### GOAL OF THE EXERCISE
Return the material below in full and exactly.

(Data records)
# # # # #
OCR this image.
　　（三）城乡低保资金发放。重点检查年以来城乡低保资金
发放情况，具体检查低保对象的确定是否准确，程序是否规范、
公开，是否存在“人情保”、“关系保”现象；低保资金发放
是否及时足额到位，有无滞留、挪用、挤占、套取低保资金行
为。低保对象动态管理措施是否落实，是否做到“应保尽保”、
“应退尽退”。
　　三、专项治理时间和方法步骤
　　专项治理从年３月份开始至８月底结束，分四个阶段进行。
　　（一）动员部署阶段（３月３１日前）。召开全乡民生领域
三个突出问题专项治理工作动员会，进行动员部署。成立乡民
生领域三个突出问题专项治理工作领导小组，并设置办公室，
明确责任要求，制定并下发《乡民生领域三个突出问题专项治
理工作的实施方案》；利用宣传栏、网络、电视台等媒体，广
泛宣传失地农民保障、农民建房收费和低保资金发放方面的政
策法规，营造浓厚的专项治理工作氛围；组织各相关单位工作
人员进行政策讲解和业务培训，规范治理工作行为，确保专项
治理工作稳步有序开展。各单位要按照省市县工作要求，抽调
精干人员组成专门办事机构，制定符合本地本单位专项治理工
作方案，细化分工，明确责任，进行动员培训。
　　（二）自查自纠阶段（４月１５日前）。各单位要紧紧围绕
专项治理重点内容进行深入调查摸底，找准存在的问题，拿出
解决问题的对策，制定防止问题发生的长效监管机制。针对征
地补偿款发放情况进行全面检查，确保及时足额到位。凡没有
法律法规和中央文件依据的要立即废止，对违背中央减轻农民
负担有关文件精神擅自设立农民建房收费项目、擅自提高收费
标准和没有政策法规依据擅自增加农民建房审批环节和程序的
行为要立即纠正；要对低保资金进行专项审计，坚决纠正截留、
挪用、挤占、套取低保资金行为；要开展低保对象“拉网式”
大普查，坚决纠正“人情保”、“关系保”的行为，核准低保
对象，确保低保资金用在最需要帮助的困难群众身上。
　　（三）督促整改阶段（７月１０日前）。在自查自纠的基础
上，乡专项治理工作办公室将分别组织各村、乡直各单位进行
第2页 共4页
# # # # #
### WRITTEN SOLUTION
OCR this image.
　　（三）城乡低保资金发放。重点检查年以来城乡低保资金
发放情况，具体检查低保对象的确定是否准确，程序是否规范、
公开，是否存在“人情保”、“关系保”现象；低保资金发放
是否及时足额到位，有无滞留、挪用、挤占、套取低保资金行
为。低保对象动态管理措施是否落实，是否做到“应保尽保”、
“应退尽退”。
　　三、专项治理时间和方法步骤
　　专项治理从年３月份开始至８月底结束，分四个阶段进行。
　　（一）动员部署阶段（３月３１日前）。召开全乡民生领域
三个突出问题专项治理工作动员会，进行动员部署。成立乡民
生领域三个突出问题专项治理工作领导小组，并设置办公室，
明确责任要求，制定并下发《乡民生领域三个突出问题专项治
理工作的实施方案》；利用宣传栏、网络、电视台等媒体，广
泛宣传失地农民保障、农民建房收费和低保资金发放方面的政
策法规，营造浓厚的专项治理工作氛围；组织各相关单位工作
人员进行政策讲解和业务培训，规范治理工作行为，确保专项
治理工作稳步有序开展。各单位要按照省市县工作要求，抽调
精干人员组成专门办事机构，制定符合本地本单位专项治理工
作方案，细化分工，明确责任，进行动员培训。
　　（二）自查自纠阶段（４月１５日前）。各单位要紧紧围绕
专项治理重点内容进行深入调查摸底，找准存在的问题，拿出
解决问题的对策，制定防止问题发生的长效监管机制。针对征
地补偿款发放情况进行全面检查，确保及时足额到位。凡没有
法律法规和中央文件依据的要立即废止，对违背中央减轻农民
负担有关文件精神擅自设立农民建房收费项目、擅自提高收费
标准和没有政策法规依据擅自增加农民建房审批环节和程序的
行为要立即纠正；要对低保资金进行专项审计，坚决纠正截留、
挪用、挤占、套取低保资金行为；要开展低保对象“拉网式”
大普查，坚决纠正“人情保”、“关系保”的行为，核准低保
对象，确保低保资金用在最需要帮助的困难群众身上。
　　（三）督促整改阶段（７月１０日前）。在自查自纠的基础
上，乡专项治理工作办公室将分别组织各村、乡直各单位进行
第2页 共4页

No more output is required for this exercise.